List the lines of this listing that hold the word "source".

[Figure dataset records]
┄┄┄┄┄┄
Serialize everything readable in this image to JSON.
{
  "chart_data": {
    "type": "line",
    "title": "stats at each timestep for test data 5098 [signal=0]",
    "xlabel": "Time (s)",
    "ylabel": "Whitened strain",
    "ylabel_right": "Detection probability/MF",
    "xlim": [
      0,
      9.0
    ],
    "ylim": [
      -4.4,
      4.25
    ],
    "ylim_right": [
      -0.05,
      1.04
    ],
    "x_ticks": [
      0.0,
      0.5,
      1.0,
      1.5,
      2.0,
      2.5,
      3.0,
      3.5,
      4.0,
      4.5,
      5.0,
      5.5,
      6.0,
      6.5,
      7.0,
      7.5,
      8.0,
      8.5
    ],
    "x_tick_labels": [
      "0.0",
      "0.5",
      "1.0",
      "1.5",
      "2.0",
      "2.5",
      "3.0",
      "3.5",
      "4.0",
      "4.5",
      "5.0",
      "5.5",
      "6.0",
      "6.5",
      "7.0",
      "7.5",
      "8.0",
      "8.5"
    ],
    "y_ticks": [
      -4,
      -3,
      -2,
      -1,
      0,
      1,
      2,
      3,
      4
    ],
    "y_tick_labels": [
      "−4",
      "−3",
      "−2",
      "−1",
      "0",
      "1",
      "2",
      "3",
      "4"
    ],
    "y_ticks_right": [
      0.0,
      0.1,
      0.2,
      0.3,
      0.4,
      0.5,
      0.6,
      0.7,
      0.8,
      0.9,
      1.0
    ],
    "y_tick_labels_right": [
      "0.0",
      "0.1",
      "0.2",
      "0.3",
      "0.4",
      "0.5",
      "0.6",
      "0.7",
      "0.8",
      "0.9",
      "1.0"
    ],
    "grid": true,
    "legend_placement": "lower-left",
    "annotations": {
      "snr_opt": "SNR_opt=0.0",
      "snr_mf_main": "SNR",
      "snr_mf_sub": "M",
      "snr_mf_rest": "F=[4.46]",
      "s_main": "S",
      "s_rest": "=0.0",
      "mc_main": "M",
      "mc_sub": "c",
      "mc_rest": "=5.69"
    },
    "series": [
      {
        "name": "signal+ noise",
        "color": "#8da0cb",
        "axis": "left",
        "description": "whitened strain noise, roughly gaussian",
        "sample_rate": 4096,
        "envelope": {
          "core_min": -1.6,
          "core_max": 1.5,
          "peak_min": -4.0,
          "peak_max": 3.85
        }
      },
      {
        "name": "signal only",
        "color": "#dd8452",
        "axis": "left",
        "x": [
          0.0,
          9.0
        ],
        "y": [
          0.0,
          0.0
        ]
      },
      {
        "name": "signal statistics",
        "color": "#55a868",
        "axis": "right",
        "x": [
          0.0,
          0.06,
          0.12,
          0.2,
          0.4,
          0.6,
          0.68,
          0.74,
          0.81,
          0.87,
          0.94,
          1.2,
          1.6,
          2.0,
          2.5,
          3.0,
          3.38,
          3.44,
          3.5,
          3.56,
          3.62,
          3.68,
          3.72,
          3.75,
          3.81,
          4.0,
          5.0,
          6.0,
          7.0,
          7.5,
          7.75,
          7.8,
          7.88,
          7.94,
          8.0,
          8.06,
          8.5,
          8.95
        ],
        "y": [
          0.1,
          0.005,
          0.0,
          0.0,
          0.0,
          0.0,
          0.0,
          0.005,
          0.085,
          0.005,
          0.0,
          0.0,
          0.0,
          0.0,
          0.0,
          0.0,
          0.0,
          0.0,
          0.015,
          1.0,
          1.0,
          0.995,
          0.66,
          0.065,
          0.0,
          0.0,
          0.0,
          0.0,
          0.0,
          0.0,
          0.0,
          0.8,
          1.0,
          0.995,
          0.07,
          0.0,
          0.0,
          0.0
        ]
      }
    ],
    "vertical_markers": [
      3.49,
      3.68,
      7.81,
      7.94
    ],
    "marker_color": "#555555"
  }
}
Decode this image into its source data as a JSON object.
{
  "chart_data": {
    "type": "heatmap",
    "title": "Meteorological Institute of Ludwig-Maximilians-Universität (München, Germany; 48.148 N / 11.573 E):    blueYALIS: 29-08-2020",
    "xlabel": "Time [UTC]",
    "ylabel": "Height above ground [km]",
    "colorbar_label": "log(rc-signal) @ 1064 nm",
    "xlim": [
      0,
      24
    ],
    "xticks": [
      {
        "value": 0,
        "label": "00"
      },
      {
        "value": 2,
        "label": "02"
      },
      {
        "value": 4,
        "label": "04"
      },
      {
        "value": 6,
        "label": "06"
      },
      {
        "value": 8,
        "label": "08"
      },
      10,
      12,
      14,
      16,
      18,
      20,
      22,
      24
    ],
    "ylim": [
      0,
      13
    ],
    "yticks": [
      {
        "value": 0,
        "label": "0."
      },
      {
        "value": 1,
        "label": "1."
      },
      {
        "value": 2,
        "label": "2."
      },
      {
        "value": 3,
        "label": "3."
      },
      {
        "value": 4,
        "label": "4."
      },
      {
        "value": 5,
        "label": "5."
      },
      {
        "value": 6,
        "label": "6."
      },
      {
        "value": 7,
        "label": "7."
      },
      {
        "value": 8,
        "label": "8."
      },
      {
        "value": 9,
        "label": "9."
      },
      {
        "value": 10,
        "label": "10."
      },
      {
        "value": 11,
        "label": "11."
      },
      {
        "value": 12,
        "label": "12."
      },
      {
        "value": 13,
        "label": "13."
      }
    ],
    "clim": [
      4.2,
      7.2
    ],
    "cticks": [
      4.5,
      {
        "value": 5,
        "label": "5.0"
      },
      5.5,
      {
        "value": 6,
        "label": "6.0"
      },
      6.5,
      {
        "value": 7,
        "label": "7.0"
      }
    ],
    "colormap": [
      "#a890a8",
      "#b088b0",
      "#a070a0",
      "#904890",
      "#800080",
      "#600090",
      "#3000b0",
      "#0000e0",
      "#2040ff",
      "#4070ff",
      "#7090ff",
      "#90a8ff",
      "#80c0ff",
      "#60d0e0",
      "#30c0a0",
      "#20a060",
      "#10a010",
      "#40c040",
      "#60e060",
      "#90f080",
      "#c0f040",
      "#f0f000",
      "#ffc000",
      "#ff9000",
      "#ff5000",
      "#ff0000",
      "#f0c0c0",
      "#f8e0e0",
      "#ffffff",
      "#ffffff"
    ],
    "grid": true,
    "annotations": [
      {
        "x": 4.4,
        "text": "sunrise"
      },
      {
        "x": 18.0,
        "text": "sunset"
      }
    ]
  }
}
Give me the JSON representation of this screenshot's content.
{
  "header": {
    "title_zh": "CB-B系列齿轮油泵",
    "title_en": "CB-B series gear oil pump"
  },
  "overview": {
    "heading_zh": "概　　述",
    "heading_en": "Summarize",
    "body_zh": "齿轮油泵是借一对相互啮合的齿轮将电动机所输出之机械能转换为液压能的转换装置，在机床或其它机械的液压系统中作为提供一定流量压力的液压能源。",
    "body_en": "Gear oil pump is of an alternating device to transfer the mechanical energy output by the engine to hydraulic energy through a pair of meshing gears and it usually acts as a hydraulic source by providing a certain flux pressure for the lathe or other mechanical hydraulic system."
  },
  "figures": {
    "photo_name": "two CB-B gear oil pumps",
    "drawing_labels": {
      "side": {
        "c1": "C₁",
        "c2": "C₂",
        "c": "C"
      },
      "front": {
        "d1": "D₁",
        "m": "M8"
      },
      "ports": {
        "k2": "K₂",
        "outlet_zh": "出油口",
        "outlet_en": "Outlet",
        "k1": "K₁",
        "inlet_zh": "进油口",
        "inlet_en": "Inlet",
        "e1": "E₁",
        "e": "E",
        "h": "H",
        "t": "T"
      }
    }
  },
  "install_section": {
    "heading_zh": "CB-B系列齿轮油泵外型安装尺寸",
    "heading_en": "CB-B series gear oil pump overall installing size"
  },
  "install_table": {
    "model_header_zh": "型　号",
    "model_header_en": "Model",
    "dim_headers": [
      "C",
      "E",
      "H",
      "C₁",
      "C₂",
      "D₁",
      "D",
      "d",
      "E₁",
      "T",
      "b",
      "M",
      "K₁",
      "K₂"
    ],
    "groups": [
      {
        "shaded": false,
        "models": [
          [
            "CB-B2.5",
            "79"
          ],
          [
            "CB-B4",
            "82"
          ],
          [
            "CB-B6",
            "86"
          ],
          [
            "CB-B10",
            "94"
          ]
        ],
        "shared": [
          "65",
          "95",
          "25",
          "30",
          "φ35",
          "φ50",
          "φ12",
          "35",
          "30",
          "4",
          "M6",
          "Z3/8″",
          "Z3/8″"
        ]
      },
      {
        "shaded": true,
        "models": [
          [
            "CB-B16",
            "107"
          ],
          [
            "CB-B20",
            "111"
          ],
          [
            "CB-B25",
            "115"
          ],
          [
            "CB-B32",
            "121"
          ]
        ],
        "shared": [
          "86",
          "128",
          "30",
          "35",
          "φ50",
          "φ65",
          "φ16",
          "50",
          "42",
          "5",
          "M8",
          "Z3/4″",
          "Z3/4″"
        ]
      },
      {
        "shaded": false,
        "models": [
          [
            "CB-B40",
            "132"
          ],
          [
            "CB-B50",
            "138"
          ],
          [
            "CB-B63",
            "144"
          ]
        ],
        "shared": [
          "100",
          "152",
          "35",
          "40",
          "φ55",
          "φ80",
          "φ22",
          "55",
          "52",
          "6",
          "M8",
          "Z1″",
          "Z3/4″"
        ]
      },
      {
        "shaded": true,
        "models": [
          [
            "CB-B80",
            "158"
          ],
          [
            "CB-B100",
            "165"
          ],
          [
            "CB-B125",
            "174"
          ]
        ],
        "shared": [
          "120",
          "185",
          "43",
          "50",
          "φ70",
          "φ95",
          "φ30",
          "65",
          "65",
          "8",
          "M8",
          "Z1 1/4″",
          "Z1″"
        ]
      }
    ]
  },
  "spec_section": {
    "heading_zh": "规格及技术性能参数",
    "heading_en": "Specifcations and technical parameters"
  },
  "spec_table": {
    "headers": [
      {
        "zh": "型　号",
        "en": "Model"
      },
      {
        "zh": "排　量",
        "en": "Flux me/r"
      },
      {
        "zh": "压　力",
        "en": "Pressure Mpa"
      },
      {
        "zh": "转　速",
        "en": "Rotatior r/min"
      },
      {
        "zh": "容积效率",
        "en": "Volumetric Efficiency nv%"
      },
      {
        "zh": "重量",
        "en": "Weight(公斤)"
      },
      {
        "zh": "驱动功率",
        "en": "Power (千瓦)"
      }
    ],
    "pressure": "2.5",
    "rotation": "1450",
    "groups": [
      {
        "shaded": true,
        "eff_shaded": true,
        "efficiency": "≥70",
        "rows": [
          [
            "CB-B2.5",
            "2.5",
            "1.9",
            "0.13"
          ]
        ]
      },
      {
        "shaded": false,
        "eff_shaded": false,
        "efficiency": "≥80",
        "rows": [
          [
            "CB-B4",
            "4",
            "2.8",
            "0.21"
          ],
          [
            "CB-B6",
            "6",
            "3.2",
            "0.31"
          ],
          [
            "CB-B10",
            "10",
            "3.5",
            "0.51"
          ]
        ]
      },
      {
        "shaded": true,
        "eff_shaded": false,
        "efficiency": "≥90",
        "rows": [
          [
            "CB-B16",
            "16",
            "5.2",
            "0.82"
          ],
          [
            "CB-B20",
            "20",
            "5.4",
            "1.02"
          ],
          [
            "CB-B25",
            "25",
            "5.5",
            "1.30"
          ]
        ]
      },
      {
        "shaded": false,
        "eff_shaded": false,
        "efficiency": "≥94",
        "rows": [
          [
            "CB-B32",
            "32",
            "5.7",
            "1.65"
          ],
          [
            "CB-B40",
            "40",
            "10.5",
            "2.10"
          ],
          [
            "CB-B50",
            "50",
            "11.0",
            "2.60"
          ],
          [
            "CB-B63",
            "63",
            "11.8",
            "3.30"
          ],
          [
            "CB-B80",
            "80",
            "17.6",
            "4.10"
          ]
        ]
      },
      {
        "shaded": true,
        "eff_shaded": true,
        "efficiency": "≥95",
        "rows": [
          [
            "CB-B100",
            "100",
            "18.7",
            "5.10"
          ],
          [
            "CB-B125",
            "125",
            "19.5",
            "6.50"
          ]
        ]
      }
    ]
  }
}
┄┄┄┄┄┄
> Full answer
Decode this image into its source data as a JSON object.
    "body_en": "Gear oil pump is of an alternating device to transfer the mechanical energy output by the engine to hydraulic energy through a pair of meshing gears and it usually acts as a hydraulic source by providing a certain flux pressure for the lathe or other mechanical hydraulic system."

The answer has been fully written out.